Supplied data:
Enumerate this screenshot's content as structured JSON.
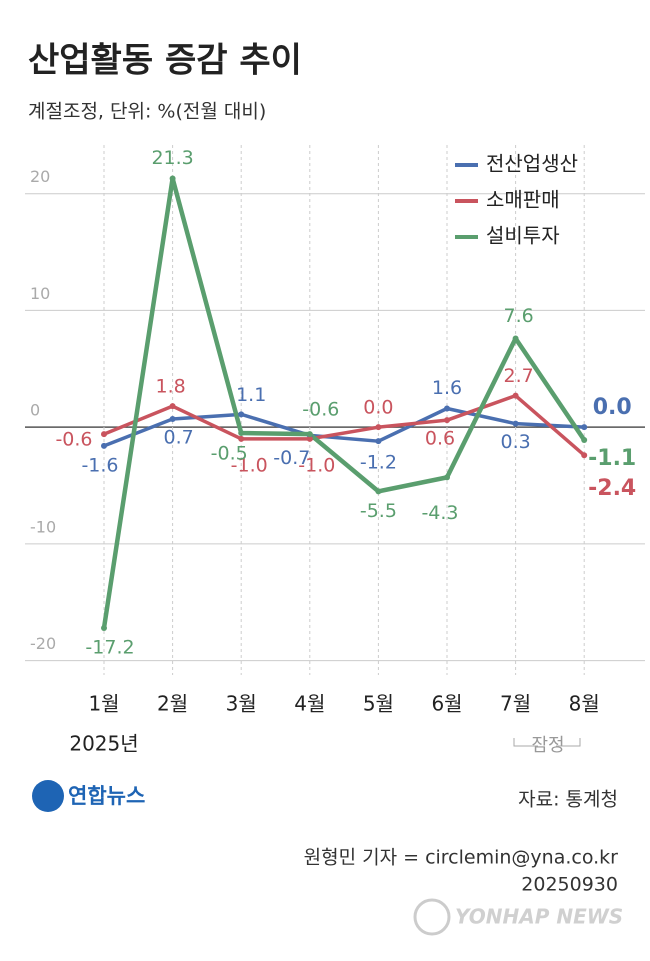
{
  "chart_data": {
    "type": "line",
    "title": "산업활동 증감 추이",
    "subtitle": "계절조정, 단위: %(전월 대비)",
    "categories": [
      "1월",
      "2월",
      "3월",
      "4월",
      "5월",
      "6월",
      "7월",
      "8월"
    ],
    "series": [
      {
        "name": "전산업생산",
        "color": "#4a6fb0",
        "values": [
          -1.6,
          0.7,
          1.1,
          -0.7,
          -1.2,
          1.6,
          0.3,
          0.0
        ],
        "value_labels": [
          "-1.6",
          "0.7",
          "1.1",
          "-0.7",
          "-1.2",
          "1.6",
          "0.3",
          "0.0"
        ]
      },
      {
        "name": "소매판매",
        "color": "#c9545e",
        "values": [
          -0.6,
          1.8,
          -1.0,
          -1.0,
          0.0,
          0.6,
          2.7,
          -2.4
        ],
        "value_labels": [
          "-0.6",
          "1.8",
          "-1.0",
          "-1.0",
          "0.0",
          "0.6",
          "2.7",
          "-2.4"
        ]
      },
      {
        "name": "설비투자",
        "color": "#5a9e6e",
        "values": [
          -17.2,
          21.3,
          -0.5,
          -0.6,
          -5.5,
          -4.3,
          7.6,
          -1.1
        ],
        "value_labels": [
          "-17.2",
          "21.3",
          "-0.5",
          "-0.6",
          "-5.5",
          "-4.3",
          "7.6",
          "-1.1"
        ]
      }
    ],
    "ylim": [
      -22,
      24
    ],
    "yticks": [
      20,
      10,
      0,
      -10,
      -20
    ],
    "grid": true,
    "annotations": {
      "year": "2025년",
      "provisional": "잠정",
      "source": "자료: 통계청",
      "reporter": "원형민 기자 = circlemin@yna.co.kr",
      "date": "20250930",
      "logo": "연합뉴스",
      "watermark": "YONHAP NEWS"
    }
  }
}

Task:
Give back the entries verbatim. Do not include any picture.

Exercise answer:
Enumerate this screenshot's content as structured JSON.
{
  "chart_data": {
    "type": "line",
    "title": "산업활동 증감 추이",
    "subtitle": "계절조정, 단위: %(전월 대비)",
    "categories": [
      "1월",
      "2월",
      "3월",
      "4월",
      "5월",
      "6월",
      "7월",
      "8월"
    ],
    "series": [
      {
        "name": "전산업생산",
        "color": "#4a6fb0",
        "values": [
          -1.6,
          0.7,
          1.1,
          -0.7,
          -1.2,
          1.6,
          0.3,
          0.0
        ],
        "value_labels": [
          "-1.6",
          "0.7",
          "1.1",
          "-0.7",
          "-1.2",
          "1.6",
          "0.3",
          "0.0"
        ]
      },
      {
        "name": "소매판매",
        "color": "#c9545e",
        "values": [
          -0.6,
          1.8,
          -1.0,
          -1.0,
          0.0,
          0.6,
          2.7,
          -2.4
        ],
        "value_labels": [
          "-0.6",
          "1.8",
          "-1.0",
          "-1.0",
          "0.0",
          "0.6",
          "2.7",
          "-2.4"
        ]
      },
      {
        "name": "설비투자",
        "color": "#5a9e6e",
        "values": [
          -17.2,
          21.3,
          -0.5,
          -0.6,
          -5.5,
          -4.3,
          7.6,
          -1.1
        ],
        "value_labels": [
          "-17.2",
          "21.3",
          "-0.5",
          "-0.6",
          "-5.5",
          "-4.3",
          "7.6",
          "-1.1"
        ]
      }
    ],
    "ylim": [
      -22,
      24
    ],
    "yticks": [
      20,
      10,
      0,
      -10,
      -20
    ],
    "grid": true,
    "annotations": {
      "year": "2025년",
      "provisional": "잠정",
      "source": "자료: 통계청",
      "reporter": "원형민 기자 = circlemin@yna.co.kr",
      "date": "20250930",
      "logo": "연합뉴스",
      "watermark": "YONHAP NEWS"
    }
  }
}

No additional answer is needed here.